Instructions to follow: Quote all lines below exactly. Images stay out.

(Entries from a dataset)

## start

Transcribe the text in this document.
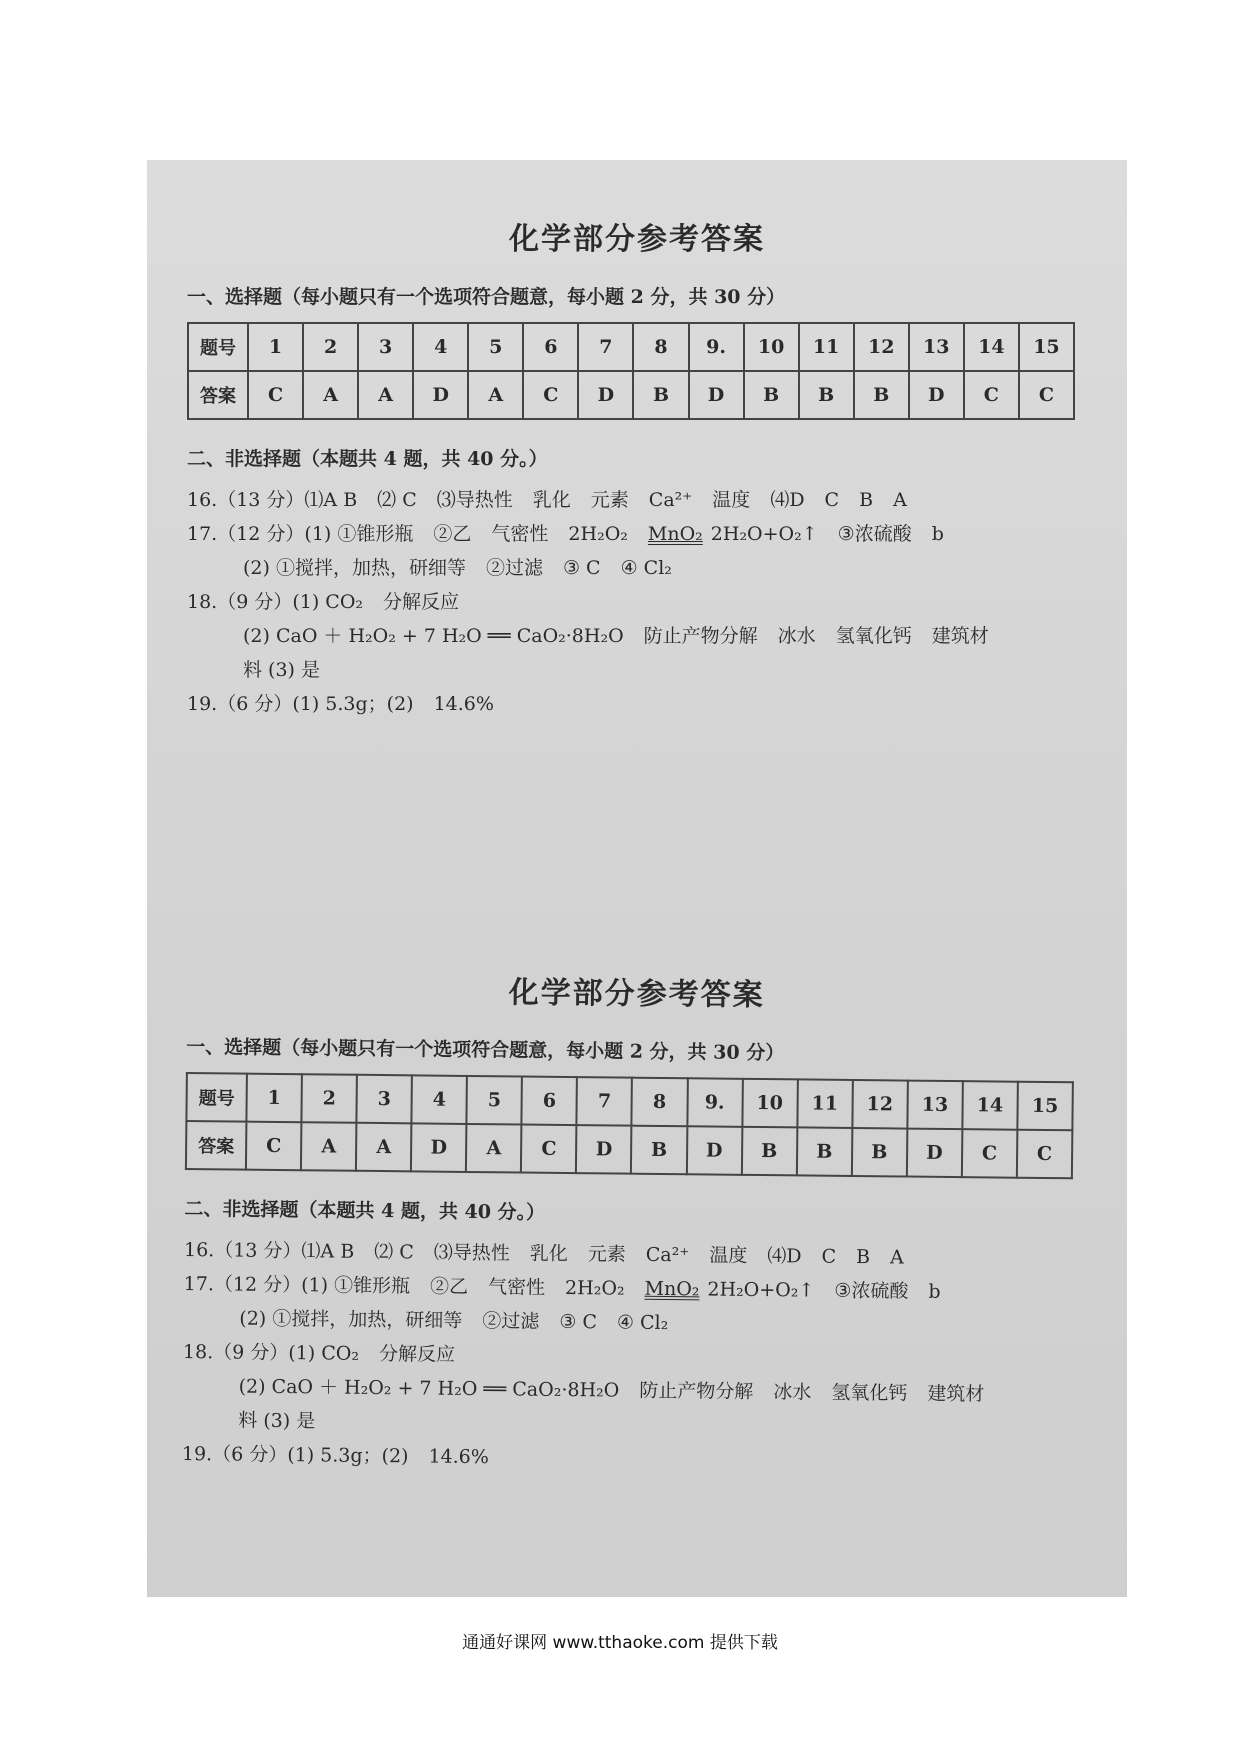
化学部分参考答案
一、选择题（每小题只有一个选项符合题意，每小题 2 分，共 30 分）
题号	1	2	3	4	5	6	7	8	9.	10	11	12	13	14	15
答案	C	A	A	D	A	C	D	B	D	B	B	B	D	C	C
二、非选择题（本题共 4 题，共 40 分。）
16.（13 分）⑴A B ⑵ C ⑶导热性 乳化 元素 Ca²⁺ 温度 ⑷D C B A
17.（12 分）(1) ①锥形瓶 ②乙 气密性 2H₂O₂ MnO₂ 2H₂O+O₂↑ ③浓硫酸 b
(2) ①搅拌，加热，研细等 ②过滤 ③ C ④ Cl₂
18.（9 分）(1) CO₂ 分解反应
(2) CaO ＋ H₂O₂ + 7 H₂O ══ CaO₂·8H₂O 防止产物分解 冰水 氢氧化钙 建筑材
料 (3) 是
19.（6 分）(1) 5.3g；(2) 14.6%
化学部分参考答案
一、选择题（每小题只有一个选项符合题意，每小题 2 分，共 30 分）
题号	1	2	3	4	5	6	7	8	9.	10	11	12	13	14	15
答案	C	A	A	D	A	C	D	B	D	B	B	B	D	C	C
二、非选择题（本题共 4 题，共 40 分。）
16.（13 分）⑴A B ⑵ C ⑶导热性 乳化 元素 Ca²⁺ 温度 ⑷D C B A
17.（12 分）(1) ①锥形瓶 ②乙 气密性 2H₂O₂ MnO₂ 2H₂O+O₂↑ ③浓硫酸 b
(2) ①搅拌，加热，研细等 ②过滤 ③ C ④ Cl₂
18.（9 分）(1) CO₂ 分解反应
(2) CaO ＋ H₂O₂ + 7 H₂O ══ CaO₂·8H₂O 防止产物分解 冰水 氢氧化钙 建筑材
料 (3) 是
19.（6 分）(1) 5.3g；(2) 14.6%
通通好课网 www.tthaoke.com 提供下载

## end

Correct output:
Transcribe the text in this document.
化学部分参考答案
一、选择题（每小题只有一个选项符合题意，每小题 2 分，共 30 分）
题号	1	2	3	4	5	6	7	8	9.	10	11	12	13	14	15
答案	C	A	A	D	A	C	D	B	D	B	B	B	D	C	C
二、非选择题（本题共 4 题，共 40 分。）
16.（13 分）⑴A B ⑵ C ⑶导热性 乳化 元素 Ca²⁺ 温度 ⑷D C B A
17.（12 分）(1) ①锥形瓶 ②乙 气密性 2H₂O₂ MnO₂ 2H₂O+O₂↑ ③浓硫酸 b
(2) ①搅拌，加热，研细等 ②过滤 ③ C ④ Cl₂
18.（9 分）(1) CO₂ 分解反应
(2) CaO ＋ H₂O₂ + 7 H₂O ══ CaO₂·8H₂O 防止产物分解 冰水 氢氧化钙 建筑材
料 (3) 是
19.（6 分）(1) 5.3g；(2) 14.6%
化学部分参考答案
一、选择题（每小题只有一个选项符合题意，每小题 2 分，共 30 分）
题号	1	2	3	4	5	6	7	8	9.	10	11	12	13	14	15
答案	C	A	A	D	A	C	D	B	D	B	B	B	D	C	C
二、非选择题（本题共 4 题，共 40 分。）
16.（13 分）⑴A B ⑵ C ⑶导热性 乳化 元素 Ca²⁺ 温度 ⑷D C B A
17.（12 分）(1) ①锥形瓶 ②乙 气密性 2H₂O₂ MnO₂ 2H₂O+O₂↑ ③浓硫酸 b
(2) ①搅拌，加热，研细等 ②过滤 ③ C ④ Cl₂
18.（9 分）(1) CO₂ 分解反应
(2) CaO ＋ H₂O₂ + 7 H₂O ══ CaO₂·8H₂O 防止产物分解 冰水 氢氧化钙 建筑材
料 (3) 是
19.（6 分）(1) 5.3g；(2) 14.6%
通通好课网 www.tthaoke.com 提供下载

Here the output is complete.